- Dataset extract -
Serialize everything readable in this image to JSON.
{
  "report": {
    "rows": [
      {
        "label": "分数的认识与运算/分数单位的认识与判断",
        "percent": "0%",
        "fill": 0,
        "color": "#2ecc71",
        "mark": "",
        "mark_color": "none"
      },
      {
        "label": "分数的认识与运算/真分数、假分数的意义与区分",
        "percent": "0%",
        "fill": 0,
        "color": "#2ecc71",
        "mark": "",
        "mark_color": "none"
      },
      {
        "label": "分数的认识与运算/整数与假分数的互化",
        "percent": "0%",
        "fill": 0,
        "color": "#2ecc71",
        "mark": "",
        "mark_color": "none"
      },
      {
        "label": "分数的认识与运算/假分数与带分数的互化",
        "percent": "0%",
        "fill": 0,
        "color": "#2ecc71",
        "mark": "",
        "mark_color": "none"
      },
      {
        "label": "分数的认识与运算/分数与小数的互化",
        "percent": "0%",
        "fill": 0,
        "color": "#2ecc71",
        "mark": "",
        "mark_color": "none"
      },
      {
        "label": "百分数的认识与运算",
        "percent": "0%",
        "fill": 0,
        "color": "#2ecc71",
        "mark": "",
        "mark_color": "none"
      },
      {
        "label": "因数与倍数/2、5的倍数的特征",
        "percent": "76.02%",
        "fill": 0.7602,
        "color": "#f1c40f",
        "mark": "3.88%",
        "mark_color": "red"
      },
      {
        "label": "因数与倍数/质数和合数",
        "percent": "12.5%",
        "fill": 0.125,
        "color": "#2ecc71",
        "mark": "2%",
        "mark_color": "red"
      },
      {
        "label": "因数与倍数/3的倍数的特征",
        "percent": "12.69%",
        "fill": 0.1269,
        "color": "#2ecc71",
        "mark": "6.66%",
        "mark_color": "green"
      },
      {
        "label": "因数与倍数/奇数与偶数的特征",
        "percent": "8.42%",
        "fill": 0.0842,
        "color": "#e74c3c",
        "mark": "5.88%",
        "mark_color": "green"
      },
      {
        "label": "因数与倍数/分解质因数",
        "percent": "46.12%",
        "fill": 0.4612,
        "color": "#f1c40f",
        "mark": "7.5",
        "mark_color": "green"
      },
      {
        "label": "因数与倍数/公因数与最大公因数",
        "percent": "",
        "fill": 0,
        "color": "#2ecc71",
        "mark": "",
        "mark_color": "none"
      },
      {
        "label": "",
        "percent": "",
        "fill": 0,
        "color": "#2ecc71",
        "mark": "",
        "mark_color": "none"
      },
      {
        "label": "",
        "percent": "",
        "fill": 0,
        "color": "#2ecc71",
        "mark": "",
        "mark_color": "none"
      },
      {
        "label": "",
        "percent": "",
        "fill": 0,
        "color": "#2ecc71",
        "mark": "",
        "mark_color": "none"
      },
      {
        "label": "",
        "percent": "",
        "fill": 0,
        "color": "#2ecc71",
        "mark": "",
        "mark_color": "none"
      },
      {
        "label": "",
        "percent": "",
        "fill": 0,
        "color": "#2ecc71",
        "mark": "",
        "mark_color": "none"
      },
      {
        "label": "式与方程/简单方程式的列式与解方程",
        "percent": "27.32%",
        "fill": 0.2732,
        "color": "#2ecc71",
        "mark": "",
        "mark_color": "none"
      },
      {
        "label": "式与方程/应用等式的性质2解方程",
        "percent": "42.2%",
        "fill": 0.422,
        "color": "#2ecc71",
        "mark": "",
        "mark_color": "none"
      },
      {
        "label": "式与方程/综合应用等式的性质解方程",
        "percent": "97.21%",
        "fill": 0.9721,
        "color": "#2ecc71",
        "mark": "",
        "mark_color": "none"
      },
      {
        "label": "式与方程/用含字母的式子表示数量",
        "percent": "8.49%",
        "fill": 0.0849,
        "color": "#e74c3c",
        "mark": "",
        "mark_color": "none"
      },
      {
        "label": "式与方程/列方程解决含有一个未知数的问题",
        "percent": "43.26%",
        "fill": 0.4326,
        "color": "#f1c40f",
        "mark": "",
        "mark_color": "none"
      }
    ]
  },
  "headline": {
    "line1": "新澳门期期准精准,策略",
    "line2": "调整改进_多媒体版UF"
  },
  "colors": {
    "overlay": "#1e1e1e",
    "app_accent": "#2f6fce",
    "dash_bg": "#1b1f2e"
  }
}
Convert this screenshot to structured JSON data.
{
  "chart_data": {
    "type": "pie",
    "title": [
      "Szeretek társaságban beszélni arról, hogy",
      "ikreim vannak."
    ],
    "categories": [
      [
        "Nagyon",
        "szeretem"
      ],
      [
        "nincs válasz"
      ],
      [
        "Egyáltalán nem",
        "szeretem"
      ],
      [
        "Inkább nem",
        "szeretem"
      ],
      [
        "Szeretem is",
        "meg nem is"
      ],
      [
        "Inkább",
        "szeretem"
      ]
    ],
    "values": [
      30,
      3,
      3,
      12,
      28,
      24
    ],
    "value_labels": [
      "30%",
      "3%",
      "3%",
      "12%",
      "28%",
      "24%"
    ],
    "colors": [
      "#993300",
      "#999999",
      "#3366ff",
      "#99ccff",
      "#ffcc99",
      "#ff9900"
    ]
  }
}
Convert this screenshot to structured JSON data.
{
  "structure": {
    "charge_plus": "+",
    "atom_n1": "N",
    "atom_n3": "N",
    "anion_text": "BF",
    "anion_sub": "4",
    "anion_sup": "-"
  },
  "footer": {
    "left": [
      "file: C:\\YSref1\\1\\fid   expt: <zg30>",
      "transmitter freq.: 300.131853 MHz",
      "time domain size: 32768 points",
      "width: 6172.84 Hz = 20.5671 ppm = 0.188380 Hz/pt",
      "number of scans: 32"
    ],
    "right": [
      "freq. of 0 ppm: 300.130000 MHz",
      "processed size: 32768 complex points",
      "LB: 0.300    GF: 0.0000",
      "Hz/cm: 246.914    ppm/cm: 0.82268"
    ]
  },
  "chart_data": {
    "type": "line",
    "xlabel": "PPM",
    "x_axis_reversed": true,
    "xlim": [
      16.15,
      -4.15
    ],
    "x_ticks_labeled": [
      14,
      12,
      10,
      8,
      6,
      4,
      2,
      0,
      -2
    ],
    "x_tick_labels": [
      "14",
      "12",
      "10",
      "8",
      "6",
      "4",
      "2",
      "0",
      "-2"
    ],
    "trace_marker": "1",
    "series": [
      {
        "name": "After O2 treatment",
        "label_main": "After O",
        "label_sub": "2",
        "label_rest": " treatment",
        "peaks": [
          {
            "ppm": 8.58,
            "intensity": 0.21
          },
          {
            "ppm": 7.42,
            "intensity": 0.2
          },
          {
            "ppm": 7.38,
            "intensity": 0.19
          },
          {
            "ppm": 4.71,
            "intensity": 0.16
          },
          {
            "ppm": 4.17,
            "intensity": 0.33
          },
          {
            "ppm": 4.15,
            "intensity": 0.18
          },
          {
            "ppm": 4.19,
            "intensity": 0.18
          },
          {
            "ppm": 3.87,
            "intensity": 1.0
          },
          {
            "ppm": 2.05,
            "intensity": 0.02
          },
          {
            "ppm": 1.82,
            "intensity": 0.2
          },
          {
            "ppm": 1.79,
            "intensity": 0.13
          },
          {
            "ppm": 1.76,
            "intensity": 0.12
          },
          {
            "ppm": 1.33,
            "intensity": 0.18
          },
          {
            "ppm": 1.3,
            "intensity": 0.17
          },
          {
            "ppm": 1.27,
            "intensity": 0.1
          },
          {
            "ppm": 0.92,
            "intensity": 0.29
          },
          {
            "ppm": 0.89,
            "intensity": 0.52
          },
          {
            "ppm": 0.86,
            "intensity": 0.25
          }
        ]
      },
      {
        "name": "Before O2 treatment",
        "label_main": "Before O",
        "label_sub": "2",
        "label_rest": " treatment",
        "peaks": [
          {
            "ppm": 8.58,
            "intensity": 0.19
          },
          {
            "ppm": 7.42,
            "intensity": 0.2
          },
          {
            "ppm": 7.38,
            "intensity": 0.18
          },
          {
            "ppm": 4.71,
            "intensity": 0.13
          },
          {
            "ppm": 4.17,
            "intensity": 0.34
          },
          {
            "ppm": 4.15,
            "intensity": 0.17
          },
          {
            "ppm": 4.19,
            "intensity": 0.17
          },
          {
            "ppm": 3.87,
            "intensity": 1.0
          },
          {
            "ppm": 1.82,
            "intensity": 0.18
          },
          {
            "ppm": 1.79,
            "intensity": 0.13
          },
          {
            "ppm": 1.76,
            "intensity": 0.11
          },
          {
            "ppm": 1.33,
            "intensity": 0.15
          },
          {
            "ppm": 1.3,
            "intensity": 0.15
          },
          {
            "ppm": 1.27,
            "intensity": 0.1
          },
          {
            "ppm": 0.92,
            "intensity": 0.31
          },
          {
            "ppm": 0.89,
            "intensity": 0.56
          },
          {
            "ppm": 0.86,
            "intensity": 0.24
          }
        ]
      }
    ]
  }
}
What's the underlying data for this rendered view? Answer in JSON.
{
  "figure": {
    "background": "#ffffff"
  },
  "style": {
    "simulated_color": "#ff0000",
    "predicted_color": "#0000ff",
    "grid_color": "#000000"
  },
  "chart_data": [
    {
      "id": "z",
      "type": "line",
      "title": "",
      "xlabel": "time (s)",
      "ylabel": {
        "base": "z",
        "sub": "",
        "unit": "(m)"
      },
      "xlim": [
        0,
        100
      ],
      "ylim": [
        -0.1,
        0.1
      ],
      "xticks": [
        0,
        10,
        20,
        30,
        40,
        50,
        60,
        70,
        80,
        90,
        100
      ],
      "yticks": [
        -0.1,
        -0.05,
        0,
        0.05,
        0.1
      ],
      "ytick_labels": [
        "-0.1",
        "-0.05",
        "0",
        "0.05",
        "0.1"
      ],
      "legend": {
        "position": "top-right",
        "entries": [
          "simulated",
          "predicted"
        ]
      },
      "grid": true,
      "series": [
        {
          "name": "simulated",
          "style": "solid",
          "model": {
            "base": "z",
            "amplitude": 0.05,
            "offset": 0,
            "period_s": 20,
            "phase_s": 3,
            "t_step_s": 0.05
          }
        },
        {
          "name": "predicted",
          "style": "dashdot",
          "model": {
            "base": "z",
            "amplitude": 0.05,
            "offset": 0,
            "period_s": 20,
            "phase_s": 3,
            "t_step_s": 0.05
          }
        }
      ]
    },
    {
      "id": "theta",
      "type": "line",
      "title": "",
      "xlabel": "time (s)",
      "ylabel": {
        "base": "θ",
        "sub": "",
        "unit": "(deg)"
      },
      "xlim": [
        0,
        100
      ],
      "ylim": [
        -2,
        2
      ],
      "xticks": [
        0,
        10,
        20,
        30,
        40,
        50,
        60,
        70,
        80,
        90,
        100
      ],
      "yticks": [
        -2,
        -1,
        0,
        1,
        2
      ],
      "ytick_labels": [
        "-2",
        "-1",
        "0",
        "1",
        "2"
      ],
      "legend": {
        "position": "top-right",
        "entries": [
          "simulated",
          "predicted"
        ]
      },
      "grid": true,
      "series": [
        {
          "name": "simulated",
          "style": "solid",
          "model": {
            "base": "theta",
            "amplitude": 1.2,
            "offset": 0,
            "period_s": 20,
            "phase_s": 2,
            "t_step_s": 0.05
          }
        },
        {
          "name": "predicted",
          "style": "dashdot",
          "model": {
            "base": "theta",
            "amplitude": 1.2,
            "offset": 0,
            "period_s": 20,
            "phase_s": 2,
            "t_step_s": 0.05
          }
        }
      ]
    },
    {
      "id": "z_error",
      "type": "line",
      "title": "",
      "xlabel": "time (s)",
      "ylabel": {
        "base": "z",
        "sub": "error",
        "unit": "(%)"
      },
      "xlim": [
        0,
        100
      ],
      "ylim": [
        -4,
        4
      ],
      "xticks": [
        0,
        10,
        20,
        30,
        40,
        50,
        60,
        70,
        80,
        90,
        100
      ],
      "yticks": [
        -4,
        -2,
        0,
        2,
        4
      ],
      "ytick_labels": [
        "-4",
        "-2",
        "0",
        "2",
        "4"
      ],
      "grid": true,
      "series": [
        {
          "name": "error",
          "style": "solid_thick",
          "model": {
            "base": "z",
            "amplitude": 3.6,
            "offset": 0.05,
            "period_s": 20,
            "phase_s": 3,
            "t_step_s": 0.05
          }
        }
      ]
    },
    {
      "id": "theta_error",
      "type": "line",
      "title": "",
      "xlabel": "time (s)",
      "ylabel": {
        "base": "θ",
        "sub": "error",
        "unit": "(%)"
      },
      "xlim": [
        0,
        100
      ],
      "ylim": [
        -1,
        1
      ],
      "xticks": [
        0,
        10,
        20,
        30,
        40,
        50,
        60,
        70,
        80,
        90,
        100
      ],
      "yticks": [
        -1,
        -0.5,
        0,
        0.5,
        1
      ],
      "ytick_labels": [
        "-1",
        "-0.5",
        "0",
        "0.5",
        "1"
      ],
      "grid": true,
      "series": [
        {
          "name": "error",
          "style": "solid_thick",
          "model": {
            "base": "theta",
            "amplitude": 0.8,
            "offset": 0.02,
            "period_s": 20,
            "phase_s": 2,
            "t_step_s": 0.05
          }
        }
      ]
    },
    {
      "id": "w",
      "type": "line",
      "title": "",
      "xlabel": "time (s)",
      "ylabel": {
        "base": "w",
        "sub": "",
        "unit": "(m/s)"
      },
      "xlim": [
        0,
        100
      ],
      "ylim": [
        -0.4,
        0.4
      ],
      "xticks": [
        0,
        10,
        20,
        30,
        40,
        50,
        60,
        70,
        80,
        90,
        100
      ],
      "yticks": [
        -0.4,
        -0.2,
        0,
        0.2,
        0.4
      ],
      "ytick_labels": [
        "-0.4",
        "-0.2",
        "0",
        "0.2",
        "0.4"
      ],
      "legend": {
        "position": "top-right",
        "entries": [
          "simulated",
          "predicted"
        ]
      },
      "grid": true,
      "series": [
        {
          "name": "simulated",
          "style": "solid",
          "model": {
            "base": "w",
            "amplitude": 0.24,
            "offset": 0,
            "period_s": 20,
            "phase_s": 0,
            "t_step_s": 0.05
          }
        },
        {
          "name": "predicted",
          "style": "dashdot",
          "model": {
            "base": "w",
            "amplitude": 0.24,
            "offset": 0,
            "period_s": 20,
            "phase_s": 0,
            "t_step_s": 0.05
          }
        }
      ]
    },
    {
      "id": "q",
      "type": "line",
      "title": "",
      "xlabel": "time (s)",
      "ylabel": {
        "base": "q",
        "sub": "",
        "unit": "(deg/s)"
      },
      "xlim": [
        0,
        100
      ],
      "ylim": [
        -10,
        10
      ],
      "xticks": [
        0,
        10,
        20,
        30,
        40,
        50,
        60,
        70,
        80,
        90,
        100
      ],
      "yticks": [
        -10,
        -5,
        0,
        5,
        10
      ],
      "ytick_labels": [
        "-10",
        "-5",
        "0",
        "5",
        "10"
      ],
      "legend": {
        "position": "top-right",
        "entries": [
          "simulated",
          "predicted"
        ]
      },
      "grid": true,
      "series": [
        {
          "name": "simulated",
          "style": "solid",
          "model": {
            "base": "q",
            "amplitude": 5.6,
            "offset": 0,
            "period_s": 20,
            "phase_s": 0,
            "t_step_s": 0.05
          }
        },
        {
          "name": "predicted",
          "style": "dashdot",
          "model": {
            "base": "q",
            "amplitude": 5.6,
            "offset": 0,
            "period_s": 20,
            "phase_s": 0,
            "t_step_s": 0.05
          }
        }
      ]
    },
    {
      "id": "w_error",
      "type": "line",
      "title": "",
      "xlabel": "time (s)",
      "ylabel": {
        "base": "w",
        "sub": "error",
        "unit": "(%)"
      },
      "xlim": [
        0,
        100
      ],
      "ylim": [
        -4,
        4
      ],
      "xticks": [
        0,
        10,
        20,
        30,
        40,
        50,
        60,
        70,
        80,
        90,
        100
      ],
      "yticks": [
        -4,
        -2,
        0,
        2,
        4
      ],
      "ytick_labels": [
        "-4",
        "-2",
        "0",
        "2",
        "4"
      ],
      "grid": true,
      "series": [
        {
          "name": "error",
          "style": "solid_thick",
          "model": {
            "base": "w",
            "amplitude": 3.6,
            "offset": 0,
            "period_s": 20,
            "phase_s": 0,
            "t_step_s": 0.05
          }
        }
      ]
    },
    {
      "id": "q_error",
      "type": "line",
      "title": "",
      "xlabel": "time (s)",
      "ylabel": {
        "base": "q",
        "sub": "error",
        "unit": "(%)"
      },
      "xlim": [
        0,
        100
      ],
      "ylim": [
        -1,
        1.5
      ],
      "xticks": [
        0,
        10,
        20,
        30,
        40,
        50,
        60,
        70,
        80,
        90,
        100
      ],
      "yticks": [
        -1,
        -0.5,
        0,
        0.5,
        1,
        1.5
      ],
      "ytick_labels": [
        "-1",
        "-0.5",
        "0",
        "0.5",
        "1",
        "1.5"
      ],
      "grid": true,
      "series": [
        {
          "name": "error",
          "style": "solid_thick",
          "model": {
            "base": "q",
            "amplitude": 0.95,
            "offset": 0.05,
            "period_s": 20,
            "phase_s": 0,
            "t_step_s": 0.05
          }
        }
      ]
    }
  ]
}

- Aim of the task -
Copy out all lines from the material above that contain the string "式与方程".

- Reply to the task -
        "label": "式与方程/简单方程式的列式与解方程",
        "label": "式与方程/应用等式的性质2解方程",
        "label": "式与方程/综合应用等式的性质解方程",
        "label": "式与方程/用含字母的式子表示数量",
        "label": "式与方程/列方程解决含有一个未知数的问题",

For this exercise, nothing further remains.